Stored items from a collection
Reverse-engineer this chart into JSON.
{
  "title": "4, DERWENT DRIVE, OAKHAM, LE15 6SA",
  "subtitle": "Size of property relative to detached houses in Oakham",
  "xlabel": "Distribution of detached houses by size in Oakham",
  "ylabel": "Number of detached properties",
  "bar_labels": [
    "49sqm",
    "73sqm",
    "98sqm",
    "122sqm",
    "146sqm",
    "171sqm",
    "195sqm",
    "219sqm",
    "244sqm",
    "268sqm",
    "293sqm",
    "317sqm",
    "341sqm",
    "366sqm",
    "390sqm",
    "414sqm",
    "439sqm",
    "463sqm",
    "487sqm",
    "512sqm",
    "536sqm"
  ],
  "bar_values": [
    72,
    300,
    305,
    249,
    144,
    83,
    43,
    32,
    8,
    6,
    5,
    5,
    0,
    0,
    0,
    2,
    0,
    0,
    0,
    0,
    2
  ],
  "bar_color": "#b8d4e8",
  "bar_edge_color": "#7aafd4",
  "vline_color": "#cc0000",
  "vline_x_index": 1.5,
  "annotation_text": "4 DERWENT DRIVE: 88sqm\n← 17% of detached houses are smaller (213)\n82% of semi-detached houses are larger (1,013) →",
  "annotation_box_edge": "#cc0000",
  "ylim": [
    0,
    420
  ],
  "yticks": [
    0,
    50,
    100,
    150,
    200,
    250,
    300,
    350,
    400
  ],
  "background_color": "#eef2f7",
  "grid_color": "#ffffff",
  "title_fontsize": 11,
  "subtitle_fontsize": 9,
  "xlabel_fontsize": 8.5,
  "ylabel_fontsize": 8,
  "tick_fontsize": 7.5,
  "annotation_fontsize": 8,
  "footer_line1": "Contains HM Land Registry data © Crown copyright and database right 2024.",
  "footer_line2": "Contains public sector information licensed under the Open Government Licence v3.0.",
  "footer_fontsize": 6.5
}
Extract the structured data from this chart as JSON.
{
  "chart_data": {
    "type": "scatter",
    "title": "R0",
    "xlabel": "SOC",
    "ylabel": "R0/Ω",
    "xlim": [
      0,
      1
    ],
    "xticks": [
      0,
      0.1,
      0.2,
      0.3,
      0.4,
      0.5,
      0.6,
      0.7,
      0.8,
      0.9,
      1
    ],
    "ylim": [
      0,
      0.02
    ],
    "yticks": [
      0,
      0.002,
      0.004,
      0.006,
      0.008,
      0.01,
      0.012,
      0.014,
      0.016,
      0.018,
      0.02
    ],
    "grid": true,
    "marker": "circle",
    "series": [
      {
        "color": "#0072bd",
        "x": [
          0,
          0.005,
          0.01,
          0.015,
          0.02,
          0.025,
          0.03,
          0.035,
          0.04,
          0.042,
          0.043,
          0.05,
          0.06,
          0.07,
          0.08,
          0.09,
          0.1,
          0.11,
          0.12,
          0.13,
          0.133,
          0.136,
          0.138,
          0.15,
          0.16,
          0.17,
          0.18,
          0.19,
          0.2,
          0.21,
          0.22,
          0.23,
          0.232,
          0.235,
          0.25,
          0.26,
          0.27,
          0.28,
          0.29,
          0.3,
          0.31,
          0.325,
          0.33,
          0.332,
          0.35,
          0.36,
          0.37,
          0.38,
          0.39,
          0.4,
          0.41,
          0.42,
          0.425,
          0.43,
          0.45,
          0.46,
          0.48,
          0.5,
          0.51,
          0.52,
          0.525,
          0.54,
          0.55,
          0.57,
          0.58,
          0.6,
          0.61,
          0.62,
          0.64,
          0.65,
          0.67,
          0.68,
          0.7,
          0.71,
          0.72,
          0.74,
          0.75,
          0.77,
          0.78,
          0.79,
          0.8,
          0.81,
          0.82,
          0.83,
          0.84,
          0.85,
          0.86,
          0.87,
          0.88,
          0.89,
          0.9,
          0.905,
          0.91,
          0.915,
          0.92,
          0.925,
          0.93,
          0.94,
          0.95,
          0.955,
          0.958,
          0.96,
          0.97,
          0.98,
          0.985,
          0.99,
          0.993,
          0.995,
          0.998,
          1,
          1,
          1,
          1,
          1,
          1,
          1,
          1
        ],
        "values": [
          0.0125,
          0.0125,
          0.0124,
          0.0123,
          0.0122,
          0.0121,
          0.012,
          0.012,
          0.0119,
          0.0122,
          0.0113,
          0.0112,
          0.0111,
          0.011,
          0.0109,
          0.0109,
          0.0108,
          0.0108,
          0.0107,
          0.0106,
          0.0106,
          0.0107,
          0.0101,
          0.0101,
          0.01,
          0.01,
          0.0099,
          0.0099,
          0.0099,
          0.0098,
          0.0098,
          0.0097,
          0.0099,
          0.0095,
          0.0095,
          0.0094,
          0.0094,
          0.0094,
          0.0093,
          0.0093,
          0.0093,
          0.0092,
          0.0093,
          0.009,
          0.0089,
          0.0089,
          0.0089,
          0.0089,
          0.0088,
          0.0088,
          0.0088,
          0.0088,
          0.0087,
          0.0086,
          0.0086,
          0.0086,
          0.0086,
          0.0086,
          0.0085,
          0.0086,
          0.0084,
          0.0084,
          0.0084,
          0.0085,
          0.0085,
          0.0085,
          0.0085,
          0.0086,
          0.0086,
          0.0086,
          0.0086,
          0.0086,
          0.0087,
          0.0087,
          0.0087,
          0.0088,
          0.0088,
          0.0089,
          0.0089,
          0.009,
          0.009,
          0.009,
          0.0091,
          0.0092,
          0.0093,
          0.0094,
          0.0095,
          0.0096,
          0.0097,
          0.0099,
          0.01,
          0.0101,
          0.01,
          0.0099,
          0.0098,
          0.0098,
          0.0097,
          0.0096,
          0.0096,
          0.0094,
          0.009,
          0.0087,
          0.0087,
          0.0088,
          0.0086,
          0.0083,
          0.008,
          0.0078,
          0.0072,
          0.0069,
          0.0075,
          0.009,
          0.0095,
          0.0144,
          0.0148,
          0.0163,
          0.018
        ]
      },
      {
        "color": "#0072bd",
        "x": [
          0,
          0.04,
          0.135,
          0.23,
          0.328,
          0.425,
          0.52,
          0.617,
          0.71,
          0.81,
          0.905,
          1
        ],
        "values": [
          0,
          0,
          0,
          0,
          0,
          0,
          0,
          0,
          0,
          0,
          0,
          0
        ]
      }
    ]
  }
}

Exercise objective »
Exactly reproduce every line found in the records.

Solution to this task »
Reverse-engineer this chart into JSON.
{
  "title": "4, DERWENT DRIVE, OAKHAM, LE15 6SA",
  "subtitle": "Size of property relative to detached houses in Oakham",
  "xlabel": "Distribution of detached houses by size in Oakham",
  "ylabel": "Number of detached properties",
  "bar_labels": [
    "49sqm",
    "73sqm",
    "98sqm",
    "122sqm",
    "146sqm",
    "171sqm",
    "195sqm",
    "219sqm",
    "244sqm",
    "268sqm",
    "293sqm",
    "317sqm",
    "341sqm",
    "366sqm",
    "390sqm",
    "414sqm",
    "439sqm",
    "463sqm",
    "487sqm",
    "512sqm",
    "536sqm"
  ],
  "bar_values": [
    72,
    300,
    305,
    249,
    144,
    83,
    43,
    32,
    8,
    6,
    5,
    5,
    0,
    0,
    0,
    2,
    0,
    0,
    0,
    0,
    2
  ],
  "bar_color": "#b8d4e8",
  "bar_edge_color": "#7aafd4",
  "vline_color": "#cc0000",
  "vline_x_index": 1.5,
  "annotation_text": "4 DERWENT DRIVE: 88sqm\n← 17% of detached houses are smaller (213)\n82% of semi-detached houses are larger (1,013) →",
  "annotation_box_edge": "#cc0000",
  "ylim": [
    0,
    420
  ],
  "yticks": [
    0,
    50,
    100,
    150,
    200,
    250,
    300,
    350,
    400
  ],
  "background_color": "#eef2f7",
  "grid_color": "#ffffff",
  "title_fontsize": 11,
  "subtitle_fontsize": 9,
  "xlabel_fontsize": 8.5,
  "ylabel_fontsize": 8,
  "tick_fontsize": 7.5,
  "annotation_fontsize": 8,
  "footer_line1": "Contains HM Land Registry data © Crown copyright and database right 2024.",
  "footer_line2": "Contains public sector information licensed under the Open Government Licence v3.0.",
  "footer_fontsize": 6.5
}
Extract the structured data from this chart as JSON.
{
  "chart_data": {
    "type": "scatter",
    "title": "R0",
    "xlabel": "SOC",
    "ylabel": "R0/Ω",
    "xlim": [
      0,
      1
    ],
    "xticks": [
      0,
      0.1,
      0.2,
      0.3,
      0.4,
      0.5,
      0.6,
      0.7,
      0.8,
      0.9,
      1
    ],
    "ylim": [
      0,
      0.02
    ],
    "yticks": [
      0,
      0.002,
      0.004,
      0.006,
      0.008,
      0.01,
      0.012,
      0.014,
      0.016,
      0.018,
      0.02
    ],
    "grid": true,
    "marker": "circle",
    "series": [
      {
        "color": "#0072bd",
        "x": [
          0,
          0.005,
          0.01,
          0.015,
          0.02,
          0.025,
          0.03,
          0.035,
          0.04,
          0.042,
          0.043,
          0.05,
          0.06,
          0.07,
          0.08,
          0.09,
          0.1,
          0.11,
          0.12,
          0.13,
          0.133,
          0.136,
          0.138,
          0.15,
          0.16,
          0.17,
          0.18,
          0.19,
          0.2,
          0.21,
          0.22,
          0.23,
          0.232,
          0.235,
          0.25,
          0.26,
          0.27,
          0.28,
          0.29,
          0.3,
          0.31,
          0.325,
          0.33,
          0.332,
          0.35,
          0.36,
          0.37,
          0.38,
          0.39,
          0.4,
          0.41,
          0.42,
          0.425,
          0.43,
          0.45,
          0.46,
          0.48,
          0.5,
          0.51,
          0.52,
          0.525,
          0.54,
          0.55,
          0.57,
          0.58,
          0.6,
          0.61,
          0.62,
          0.64,
          0.65,
          0.67,
          0.68,
          0.7,
          0.71,
          0.72,
          0.74,
          0.75,
          0.77,
          0.78,
          0.79,
          0.8,
          0.81,
          0.82,
          0.83,
          0.84,
          0.85,
          0.86,
          0.87,
          0.88,
          0.89,
          0.9,
          0.905,
          0.91,
          0.915,
          0.92,
          0.925,
          0.93,
          0.94,
          0.95,
          0.955,
          0.958,
          0.96,
          0.97,
          0.98,
          0.985,
          0.99,
          0.993,
          0.995,
          0.998,
          1,
          1,
          1,
          1,
          1,
          1,
          1,
          1
        ],
        "values": [
          0.0125,
          0.0125,
          0.0124,
          0.0123,
          0.0122,
          0.0121,
          0.012,
          0.012,
          0.0119,
          0.0122,
          0.0113,
          0.0112,
          0.0111,
          0.011,
          0.0109,
          0.0109,
          0.0108,
          0.0108,
          0.0107,
          0.0106,
          0.0106,
          0.0107,
          0.0101,
          0.0101,
          0.01,
          0.01,
          0.0099,
          0.0099,
          0.0099,
          0.0098,
          0.0098,
          0.0097,
          0.0099,
          0.0095,
          0.0095,
          0.0094,
          0.0094,
          0.0094,
          0.0093,
          0.0093,
          0.0093,
          0.0092,
          0.0093,
          0.009,
          0.0089,
          0.0089,
          0.0089,
          0.0089,
          0.0088,
          0.0088,
          0.0088,
          0.0088,
          0.0087,
          0.0086,
          0.0086,
          0.0086,
          0.0086,
          0.0086,
          0.0085,
          0.0086,
          0.0084,
          0.0084,
          0.0084,
          0.0085,
          0.0085,
          0.0085,
          0.0085,
          0.0086,
          0.0086,
          0.0086,
          0.0086,
          0.0086,
          0.0087,
          0.0087,
          0.0087,
          0.0088,
          0.0088,
          0.0089,
          0.0089,
          0.009,
          0.009,
          0.009,
          0.0091,
          0.0092,
          0.0093,
          0.0094,
          0.0095,
          0.0096,
          0.0097,
          0.0099,
          0.01,
          0.0101,
          0.01,
          0.0099,
          0.0098,
          0.0098,
          0.0097,
          0.0096,
          0.0096,
          0.0094,
          0.009,
          0.0087,
          0.0087,
          0.0088,
          0.0086,
          0.0083,
          0.008,
          0.0078,
          0.0072,
          0.0069,
          0.0075,
          0.009,
          0.0095,
          0.0144,
          0.0148,
          0.0163,
          0.018
        ]
      },
      {
        "color": "#0072bd",
        "x": [
          0,
          0.04,
          0.135,
          0.23,
          0.328,
          0.425,
          0.52,
          0.617,
          0.71,
          0.81,
          0.905,
          1
        ],
        "values": [
          0,
          0,
          0,
          0,
          0,
          0,
          0,
          0,
          0,
          0,
          0,
          0
        ]
      }
    ]
  }
}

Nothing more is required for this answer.